# Aim of the task
Copy every line that holds "text".

# Items
===
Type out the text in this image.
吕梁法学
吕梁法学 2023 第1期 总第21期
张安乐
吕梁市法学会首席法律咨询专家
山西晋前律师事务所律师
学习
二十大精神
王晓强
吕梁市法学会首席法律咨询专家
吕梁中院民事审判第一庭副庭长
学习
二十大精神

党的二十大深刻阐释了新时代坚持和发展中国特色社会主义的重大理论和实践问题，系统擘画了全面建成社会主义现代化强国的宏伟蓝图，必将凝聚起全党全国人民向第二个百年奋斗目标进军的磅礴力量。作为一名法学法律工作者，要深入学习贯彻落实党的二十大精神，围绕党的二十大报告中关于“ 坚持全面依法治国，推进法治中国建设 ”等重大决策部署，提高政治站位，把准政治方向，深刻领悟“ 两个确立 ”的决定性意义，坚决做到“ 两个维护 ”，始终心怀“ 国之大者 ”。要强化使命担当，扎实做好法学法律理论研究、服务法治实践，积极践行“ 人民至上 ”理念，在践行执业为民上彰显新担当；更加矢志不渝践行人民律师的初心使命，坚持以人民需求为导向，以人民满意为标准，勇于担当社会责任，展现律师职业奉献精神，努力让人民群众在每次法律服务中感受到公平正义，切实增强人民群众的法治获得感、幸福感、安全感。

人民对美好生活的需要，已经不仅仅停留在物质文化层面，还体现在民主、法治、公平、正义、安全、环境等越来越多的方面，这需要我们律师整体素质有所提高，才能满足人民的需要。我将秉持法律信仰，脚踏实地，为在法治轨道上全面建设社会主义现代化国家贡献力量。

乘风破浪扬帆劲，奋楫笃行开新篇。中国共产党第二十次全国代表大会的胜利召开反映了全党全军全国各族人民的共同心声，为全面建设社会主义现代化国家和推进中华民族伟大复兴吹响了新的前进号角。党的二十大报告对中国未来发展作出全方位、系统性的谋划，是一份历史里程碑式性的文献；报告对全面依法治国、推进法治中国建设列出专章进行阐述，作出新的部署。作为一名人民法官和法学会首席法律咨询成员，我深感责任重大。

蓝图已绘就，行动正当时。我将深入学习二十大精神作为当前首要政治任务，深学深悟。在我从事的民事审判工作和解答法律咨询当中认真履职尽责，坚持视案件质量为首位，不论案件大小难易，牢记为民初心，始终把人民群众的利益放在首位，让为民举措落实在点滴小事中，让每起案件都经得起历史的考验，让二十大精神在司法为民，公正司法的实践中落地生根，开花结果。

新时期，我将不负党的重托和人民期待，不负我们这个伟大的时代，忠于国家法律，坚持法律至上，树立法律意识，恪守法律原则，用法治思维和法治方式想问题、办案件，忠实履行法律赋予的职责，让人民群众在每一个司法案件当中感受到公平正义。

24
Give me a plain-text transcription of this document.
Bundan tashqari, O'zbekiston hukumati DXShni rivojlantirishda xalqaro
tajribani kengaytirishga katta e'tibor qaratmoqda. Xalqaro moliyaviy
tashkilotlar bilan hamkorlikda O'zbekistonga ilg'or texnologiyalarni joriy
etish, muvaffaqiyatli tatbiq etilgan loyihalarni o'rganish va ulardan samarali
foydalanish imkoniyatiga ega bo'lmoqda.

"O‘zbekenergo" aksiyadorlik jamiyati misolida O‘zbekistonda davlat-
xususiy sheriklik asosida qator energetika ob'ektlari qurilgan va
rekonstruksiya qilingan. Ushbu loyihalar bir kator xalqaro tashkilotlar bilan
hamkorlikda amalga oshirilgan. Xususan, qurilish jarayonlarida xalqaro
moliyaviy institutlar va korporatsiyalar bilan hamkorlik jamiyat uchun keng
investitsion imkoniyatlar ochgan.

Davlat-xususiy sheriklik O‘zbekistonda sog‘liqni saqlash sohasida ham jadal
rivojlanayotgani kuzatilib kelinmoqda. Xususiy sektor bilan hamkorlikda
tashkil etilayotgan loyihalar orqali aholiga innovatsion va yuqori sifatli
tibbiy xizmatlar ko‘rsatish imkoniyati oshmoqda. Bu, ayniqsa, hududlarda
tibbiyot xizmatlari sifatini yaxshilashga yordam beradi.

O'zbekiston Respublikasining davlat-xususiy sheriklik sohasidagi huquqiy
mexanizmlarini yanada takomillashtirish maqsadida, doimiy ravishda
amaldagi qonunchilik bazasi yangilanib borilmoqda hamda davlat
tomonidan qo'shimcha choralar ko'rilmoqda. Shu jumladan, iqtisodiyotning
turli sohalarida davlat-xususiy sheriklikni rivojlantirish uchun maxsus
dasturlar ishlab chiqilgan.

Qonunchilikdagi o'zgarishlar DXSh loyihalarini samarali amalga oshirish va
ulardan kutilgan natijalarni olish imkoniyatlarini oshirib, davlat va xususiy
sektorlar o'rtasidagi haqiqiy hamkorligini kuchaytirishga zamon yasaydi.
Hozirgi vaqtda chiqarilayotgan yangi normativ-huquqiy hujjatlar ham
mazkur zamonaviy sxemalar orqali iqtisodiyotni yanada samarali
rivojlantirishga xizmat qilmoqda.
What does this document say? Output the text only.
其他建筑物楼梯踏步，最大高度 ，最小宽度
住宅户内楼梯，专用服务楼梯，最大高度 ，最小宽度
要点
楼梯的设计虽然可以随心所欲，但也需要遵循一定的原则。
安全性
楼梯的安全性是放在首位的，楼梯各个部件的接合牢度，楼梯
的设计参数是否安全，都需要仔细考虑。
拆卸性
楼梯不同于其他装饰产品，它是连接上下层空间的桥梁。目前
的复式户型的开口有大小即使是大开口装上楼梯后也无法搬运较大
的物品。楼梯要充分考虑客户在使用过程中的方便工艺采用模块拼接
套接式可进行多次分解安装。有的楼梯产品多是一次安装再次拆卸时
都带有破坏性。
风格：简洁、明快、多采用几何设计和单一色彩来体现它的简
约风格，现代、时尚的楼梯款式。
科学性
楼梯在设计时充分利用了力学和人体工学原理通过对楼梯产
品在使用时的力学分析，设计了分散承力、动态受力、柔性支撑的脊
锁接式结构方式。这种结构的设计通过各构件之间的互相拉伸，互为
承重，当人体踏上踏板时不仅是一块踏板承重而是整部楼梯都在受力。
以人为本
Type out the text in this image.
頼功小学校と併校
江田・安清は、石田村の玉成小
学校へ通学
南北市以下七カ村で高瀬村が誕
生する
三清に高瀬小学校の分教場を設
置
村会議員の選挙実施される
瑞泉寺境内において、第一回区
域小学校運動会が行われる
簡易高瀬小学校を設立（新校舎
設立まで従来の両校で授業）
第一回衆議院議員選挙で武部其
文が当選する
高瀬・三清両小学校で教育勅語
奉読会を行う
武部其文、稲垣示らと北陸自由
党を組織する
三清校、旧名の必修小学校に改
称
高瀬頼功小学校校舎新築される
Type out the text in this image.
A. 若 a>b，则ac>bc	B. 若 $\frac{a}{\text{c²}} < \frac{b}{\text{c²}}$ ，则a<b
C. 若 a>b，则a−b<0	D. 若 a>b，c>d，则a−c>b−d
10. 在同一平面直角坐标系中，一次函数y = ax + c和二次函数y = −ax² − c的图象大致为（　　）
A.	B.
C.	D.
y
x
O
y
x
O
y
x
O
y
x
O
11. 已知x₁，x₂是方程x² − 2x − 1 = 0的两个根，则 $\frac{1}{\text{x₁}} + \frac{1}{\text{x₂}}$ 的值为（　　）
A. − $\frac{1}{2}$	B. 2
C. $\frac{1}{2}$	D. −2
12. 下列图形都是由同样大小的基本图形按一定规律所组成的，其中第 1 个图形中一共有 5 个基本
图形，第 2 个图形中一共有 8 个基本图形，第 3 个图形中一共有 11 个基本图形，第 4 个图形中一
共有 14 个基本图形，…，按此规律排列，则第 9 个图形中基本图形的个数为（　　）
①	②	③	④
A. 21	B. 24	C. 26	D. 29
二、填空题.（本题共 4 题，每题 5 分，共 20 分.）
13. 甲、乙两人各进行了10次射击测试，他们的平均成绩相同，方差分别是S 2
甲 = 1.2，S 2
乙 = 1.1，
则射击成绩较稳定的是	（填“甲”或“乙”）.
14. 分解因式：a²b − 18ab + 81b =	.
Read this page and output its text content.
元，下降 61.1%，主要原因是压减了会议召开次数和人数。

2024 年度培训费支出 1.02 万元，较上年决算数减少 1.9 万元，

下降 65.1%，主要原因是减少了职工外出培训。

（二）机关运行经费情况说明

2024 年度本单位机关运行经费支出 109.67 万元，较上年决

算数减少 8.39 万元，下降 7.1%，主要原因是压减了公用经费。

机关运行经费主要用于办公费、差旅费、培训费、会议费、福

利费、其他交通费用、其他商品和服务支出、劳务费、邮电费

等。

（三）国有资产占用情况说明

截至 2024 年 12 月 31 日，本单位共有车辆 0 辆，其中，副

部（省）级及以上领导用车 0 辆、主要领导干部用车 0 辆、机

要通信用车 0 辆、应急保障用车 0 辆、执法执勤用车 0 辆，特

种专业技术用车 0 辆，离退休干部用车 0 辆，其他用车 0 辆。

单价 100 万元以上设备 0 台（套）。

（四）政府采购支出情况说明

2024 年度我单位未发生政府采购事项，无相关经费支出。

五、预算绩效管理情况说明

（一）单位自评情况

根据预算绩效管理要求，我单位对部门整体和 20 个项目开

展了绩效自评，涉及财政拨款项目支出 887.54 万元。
===
# Correct response
Type out the text in this image.
Give me a plain-text transcription of this document.
What does this document say? Output the text only.
Type out the text in this image.
Type out the text in this image.
A. 若 a>b，则ac>bc	B. 若 $\frac{a}{\text{c²}} < \frac{b}{\text{c²}}$ ，则a<b
11. 已知x₁，x₂是方程x² − 2x − 1 = 0的两个根，则 $\frac{1}{\text{x₁}} + \frac{1}{\text{x₂}}$ 的值为（　　）
Read this page and output its text content.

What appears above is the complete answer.